Your objective: Please copy the stretch of the Belarus labor market text from "Labor Market and" through "than labor productivity." word for word.

Labor Market and Social Security: Who bears the burden of the economic downturn?
Uladzimir Valetka
Summary
In 2015, the natural population decline was further reduced in Belarus, and net migration gain further increased; however, those two trends were not enough to stop the reduction of the workforce and the decrease in employment. Structural problems in the labor market still remain unresolved and will continue limiting the increase in the contribution of human capital to economic growth. Wages went down for the first time ever; however, employers’ unit labor costs decrease slower than labor productivity.
Social aid was intensified amid the recession; however, the welfare system is not designed to work in conditions of economic contraction, and the coverage and targeting accuracy of social programs in the least well-off quantile dropped, while poverty in rural areas was reported to have increased.
Trends:
- Reduction in the workforce and ageing of the employed population;
- Slower creation of new jobs;
- High labor turnover and ‘brain drain’;
- Slower reduction in labor costs compared with labor productivity, which may affect competitiveness;
- Increase in the pension age due to the deficit of the Social Security Fund;
- Failure of social programs to meet the new requirements of the economy in a recession.
Population
In 2015, the natural population decline was estimated at 621 people (Figure 1), which compares with 2,387 people in 2014.
In 2015, 119,509 babies were born in Belarus, and 120,230 people died. Belarus’s population reached 9,498,400 people at the end of 2015, up from 9,480,900 at the start of the year (an increase by 18,500 people).1 Rural population decreased by 27,600 people, to 2,128,300 people from 2,155,900 people. As in 2014, population decreased in all regions, except for the city of Minsk (up by 20,000 people) and the Minsk Region (up by 10,000 people).
Net migration gain amounted to 18,500 people in 2015 — it made up for the natural population loss, and ensured an increase in Belarus’s population by 18,000 people.
Belarus’s workforce kept decreasing, though: by more than 60,000 people in 2015. The decline is due to demographic factors that were analyzed in the previous issues of Belarusian Yearbook.2
The country’s demography policy still focuses on families with children: an additional 172,000 families received childcare allowances for children aged from 3 to 18, provided they have a child or children younger than 3 years of age. The family capital program was launched, envisaging the crediting of USD 10,000 to a deposit account of a family, where a third and subsequent child is born.3 In the first three quarters of 2015, USD 68 million was credited to parents’ accounts.
Labor market
In 2015, Belarus’s workforce averaged 4,482,600 people, down by 1.5% from 2014. According to Belstat, the country’s workforce decreased by 61,200 people in 2015, to 4,470,000 people in December 2015.4 Official unemployment remains low, at 1% of the economically active population (up from 0.5% in 2014). In late 2015, there were 46,000 officially unemployed people in the country. Last year, BYR 40 billion was spent on unemployment benefits, or 0.005% of GDP, some 80 times less than the average for transition economies.
The systemic ‘bottlenecks’ of the labor market observed in 2015 include.

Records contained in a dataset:
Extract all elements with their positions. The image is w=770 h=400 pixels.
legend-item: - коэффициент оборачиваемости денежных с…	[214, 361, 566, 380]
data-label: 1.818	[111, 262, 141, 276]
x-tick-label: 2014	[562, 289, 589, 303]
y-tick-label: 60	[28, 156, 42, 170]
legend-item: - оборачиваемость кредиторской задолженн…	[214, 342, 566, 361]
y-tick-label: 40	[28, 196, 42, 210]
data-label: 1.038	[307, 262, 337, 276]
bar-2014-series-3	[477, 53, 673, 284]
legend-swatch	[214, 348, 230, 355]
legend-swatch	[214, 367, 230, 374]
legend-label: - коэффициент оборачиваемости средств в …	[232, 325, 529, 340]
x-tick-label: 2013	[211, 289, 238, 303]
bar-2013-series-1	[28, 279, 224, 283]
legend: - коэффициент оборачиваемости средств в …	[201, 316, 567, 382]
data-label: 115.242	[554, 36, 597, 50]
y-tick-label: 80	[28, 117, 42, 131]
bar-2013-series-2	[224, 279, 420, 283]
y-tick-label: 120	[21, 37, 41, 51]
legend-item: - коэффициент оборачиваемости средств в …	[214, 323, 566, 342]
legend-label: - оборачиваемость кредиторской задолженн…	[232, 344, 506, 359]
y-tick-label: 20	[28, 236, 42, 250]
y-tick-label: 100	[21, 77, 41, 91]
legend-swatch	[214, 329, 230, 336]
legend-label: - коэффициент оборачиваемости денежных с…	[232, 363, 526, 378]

Written solution:
Labor Market and Social Security: Who bears the burden of the economic downturn?
Uladzimir Valetka
Summary
In 2015, the natural population decline was further reduced in Belarus, and net migration gain further increased; however, those two trends were not enough to stop the reduction of the workforce and the decrease in employment. Structural problems in the labor market still remain unresolved and will continue limiting the increase in the contribution of human capital to economic growth. Wages went down for the first time ever; however, employers’ unit labor costs decrease slower than labor productivity.